**What you have to do:** Read the entries below and pull out each line with the string "circle".

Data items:
+++

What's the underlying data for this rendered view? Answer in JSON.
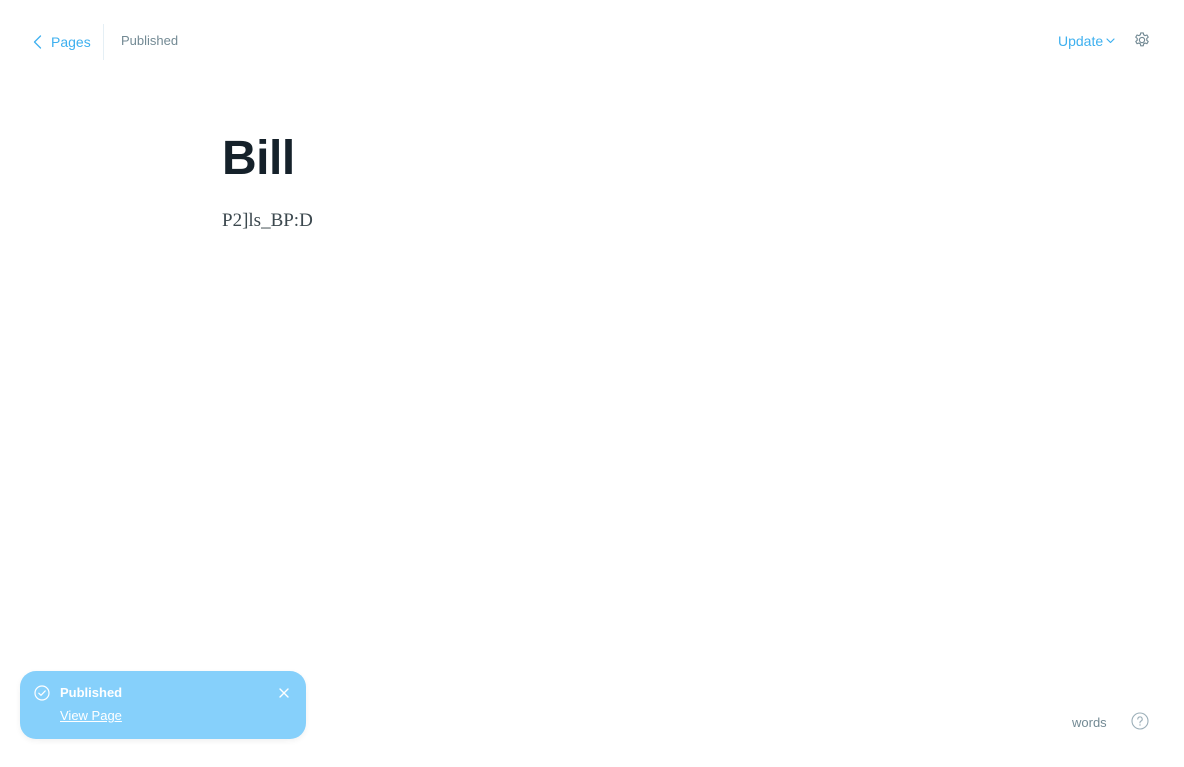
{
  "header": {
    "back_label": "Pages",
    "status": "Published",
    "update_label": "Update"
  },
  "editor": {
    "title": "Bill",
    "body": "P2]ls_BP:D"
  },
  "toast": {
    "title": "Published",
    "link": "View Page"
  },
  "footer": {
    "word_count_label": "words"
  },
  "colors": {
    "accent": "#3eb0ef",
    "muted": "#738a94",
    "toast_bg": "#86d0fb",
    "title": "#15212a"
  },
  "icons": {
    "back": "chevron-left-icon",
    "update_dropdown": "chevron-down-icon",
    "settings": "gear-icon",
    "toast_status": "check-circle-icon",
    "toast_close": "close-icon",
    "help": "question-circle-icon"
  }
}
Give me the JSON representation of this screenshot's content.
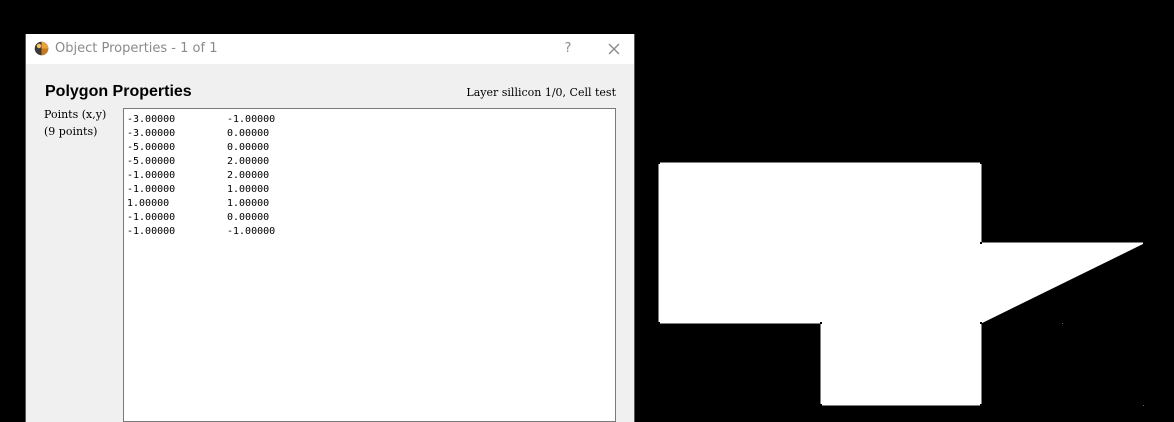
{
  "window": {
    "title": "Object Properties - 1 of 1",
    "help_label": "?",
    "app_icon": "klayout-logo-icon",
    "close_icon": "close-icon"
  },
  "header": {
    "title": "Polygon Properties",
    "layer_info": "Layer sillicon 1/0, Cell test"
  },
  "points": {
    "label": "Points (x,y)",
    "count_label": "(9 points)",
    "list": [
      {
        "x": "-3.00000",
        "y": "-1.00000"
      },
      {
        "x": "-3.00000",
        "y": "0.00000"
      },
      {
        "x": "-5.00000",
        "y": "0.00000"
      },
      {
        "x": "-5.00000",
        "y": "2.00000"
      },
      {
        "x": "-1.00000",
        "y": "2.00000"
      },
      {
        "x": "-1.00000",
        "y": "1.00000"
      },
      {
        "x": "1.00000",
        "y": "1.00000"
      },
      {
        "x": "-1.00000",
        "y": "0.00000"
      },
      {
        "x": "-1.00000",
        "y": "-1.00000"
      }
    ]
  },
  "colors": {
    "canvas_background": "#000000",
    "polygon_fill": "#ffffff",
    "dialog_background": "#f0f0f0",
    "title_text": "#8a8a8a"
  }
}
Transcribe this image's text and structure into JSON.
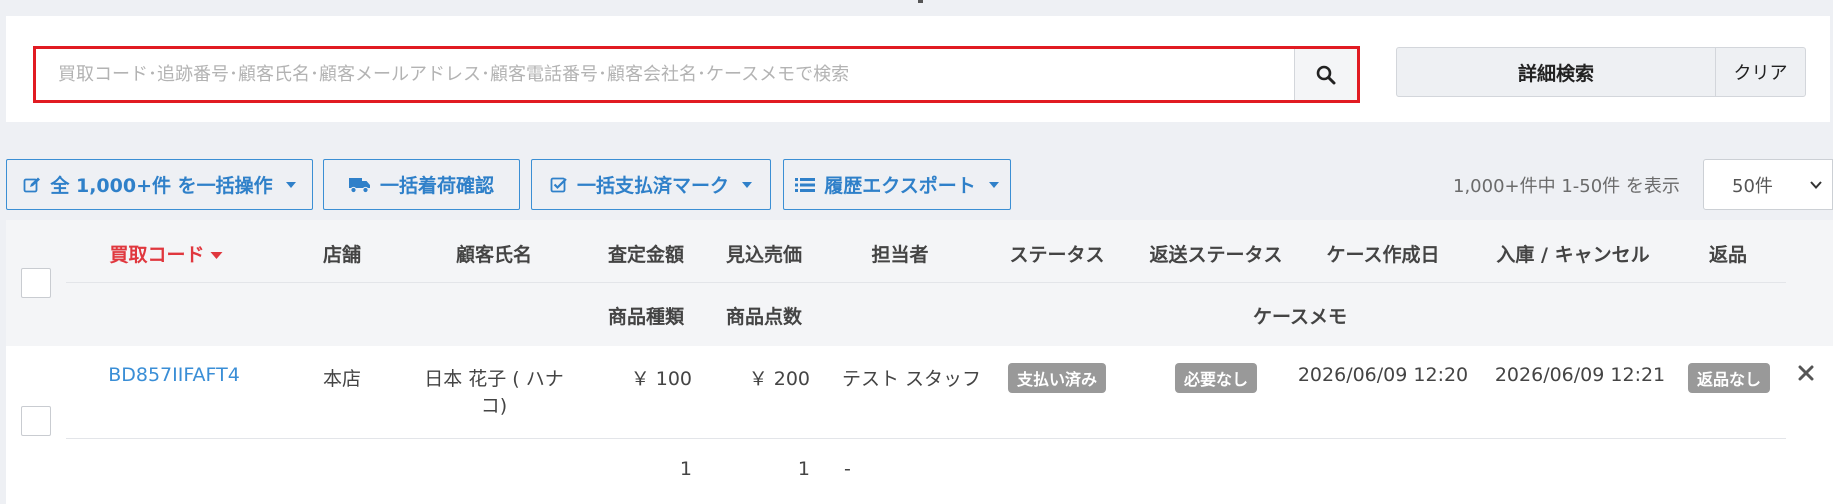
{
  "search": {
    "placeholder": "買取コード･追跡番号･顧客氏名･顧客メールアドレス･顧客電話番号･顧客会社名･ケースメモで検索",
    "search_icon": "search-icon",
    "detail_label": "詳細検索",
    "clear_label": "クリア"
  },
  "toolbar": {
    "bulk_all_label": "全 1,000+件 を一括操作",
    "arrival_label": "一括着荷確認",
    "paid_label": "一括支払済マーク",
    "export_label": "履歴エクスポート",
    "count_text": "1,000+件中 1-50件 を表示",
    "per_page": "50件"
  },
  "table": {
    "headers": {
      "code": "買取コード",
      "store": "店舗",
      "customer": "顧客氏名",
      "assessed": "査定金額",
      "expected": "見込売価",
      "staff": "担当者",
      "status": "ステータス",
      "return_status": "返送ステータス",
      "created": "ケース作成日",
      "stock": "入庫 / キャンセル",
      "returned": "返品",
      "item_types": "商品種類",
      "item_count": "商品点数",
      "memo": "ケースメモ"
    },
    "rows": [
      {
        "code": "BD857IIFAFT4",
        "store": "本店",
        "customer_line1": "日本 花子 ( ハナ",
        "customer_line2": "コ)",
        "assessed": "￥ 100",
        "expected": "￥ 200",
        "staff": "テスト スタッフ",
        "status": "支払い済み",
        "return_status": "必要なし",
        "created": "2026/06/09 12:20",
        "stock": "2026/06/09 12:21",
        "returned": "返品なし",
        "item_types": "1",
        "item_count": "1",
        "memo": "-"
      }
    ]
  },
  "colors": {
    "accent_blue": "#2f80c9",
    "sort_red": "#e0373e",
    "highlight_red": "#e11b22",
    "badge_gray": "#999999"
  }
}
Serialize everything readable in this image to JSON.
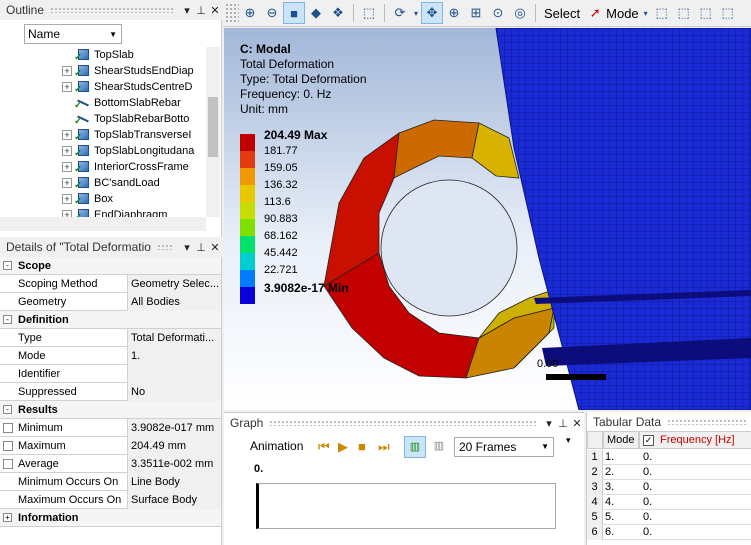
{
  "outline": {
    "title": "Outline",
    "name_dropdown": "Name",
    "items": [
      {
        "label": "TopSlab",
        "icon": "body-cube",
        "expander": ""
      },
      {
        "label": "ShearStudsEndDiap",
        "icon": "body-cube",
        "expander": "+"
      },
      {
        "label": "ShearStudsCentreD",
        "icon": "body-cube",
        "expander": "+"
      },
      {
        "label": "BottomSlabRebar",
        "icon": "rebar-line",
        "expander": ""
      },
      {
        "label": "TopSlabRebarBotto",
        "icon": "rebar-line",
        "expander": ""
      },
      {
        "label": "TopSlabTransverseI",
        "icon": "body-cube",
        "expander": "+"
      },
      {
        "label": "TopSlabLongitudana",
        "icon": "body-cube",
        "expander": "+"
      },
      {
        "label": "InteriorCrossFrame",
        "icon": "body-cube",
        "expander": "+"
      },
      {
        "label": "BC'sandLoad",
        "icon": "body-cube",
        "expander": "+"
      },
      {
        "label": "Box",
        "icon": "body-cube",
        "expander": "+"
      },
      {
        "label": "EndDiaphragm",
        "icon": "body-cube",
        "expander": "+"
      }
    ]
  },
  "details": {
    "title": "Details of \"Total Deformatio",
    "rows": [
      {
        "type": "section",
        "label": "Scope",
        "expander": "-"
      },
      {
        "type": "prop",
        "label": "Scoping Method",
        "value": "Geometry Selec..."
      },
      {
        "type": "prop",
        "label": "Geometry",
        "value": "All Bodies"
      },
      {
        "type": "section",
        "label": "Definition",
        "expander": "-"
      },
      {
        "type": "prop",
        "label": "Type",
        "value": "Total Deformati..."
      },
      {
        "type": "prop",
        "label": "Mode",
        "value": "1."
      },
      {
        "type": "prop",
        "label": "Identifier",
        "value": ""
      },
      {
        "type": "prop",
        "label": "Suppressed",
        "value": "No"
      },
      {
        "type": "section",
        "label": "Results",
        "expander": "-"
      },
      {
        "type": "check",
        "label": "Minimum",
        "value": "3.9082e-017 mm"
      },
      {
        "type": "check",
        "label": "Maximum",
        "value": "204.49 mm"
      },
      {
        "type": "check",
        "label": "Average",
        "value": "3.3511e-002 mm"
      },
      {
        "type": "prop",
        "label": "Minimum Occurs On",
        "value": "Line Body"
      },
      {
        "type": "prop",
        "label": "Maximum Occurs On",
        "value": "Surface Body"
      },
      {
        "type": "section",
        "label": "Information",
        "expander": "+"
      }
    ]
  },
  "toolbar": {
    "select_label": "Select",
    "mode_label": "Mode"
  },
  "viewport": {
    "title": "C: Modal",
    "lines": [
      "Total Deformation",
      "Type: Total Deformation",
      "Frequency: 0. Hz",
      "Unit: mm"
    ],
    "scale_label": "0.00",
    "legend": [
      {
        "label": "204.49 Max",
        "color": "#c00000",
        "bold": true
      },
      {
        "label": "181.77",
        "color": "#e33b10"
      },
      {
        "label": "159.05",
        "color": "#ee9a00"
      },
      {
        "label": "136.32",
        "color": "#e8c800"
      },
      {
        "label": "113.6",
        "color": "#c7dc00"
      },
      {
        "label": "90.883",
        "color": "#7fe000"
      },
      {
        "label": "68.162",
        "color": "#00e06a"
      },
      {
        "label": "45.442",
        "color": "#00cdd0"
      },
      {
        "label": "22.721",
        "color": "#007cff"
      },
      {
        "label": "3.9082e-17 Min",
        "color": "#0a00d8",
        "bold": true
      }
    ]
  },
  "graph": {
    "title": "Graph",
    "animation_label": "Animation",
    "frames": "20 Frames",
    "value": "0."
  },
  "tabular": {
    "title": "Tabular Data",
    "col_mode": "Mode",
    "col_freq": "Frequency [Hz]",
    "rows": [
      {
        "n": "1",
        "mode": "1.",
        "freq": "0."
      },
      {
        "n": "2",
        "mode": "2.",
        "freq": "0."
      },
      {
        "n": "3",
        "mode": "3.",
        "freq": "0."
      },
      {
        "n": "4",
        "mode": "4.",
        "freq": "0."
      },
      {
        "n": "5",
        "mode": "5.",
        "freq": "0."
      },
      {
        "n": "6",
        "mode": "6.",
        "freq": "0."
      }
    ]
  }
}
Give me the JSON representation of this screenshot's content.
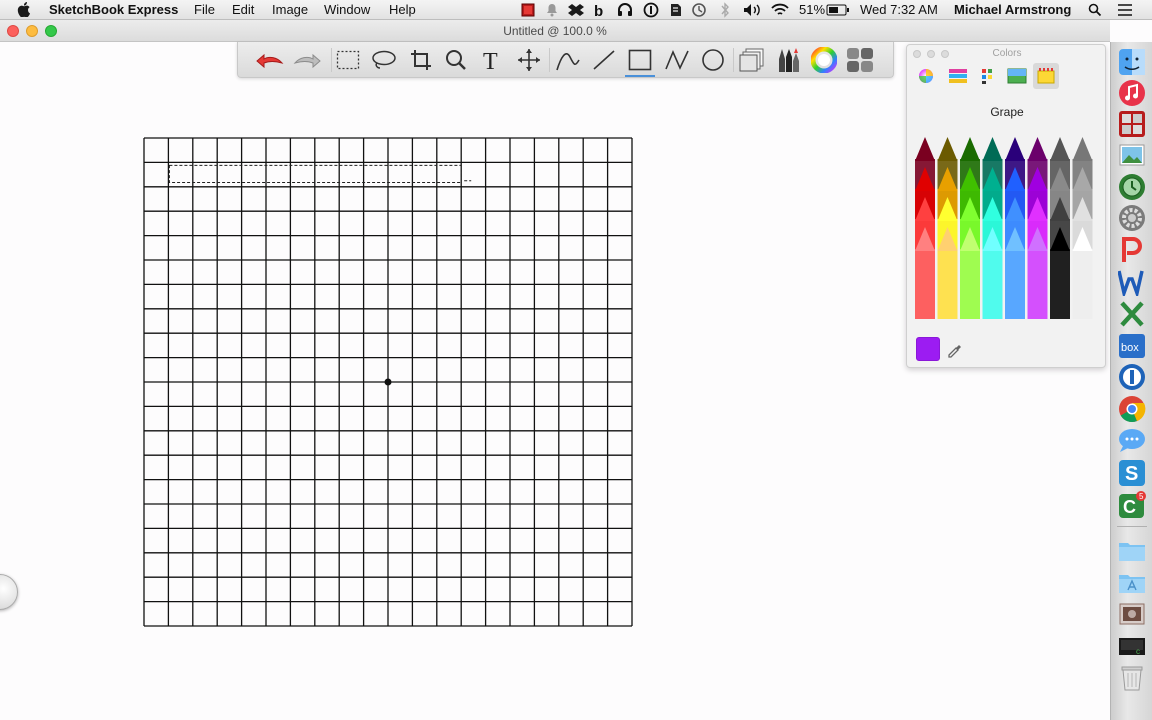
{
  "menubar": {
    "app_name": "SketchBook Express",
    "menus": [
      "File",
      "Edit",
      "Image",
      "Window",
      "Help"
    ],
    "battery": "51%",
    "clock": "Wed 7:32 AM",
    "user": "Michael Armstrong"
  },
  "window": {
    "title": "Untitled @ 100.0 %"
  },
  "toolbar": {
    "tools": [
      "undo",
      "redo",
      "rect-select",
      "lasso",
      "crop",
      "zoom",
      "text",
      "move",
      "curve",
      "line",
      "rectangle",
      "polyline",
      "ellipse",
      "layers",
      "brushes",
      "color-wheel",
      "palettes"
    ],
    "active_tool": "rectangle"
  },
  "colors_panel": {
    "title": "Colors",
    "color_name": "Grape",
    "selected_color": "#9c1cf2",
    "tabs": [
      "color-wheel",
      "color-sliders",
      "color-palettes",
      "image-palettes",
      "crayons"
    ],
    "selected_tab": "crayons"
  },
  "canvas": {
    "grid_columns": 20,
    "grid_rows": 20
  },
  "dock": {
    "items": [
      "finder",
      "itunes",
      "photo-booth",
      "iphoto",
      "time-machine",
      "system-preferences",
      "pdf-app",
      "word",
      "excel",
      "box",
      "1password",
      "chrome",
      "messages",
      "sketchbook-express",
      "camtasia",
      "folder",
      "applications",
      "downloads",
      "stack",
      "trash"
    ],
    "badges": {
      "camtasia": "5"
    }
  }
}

+++

**Solution for this exercise:**
    "toast_status": "check-circle-icon",
    "help": "question-circle-icon"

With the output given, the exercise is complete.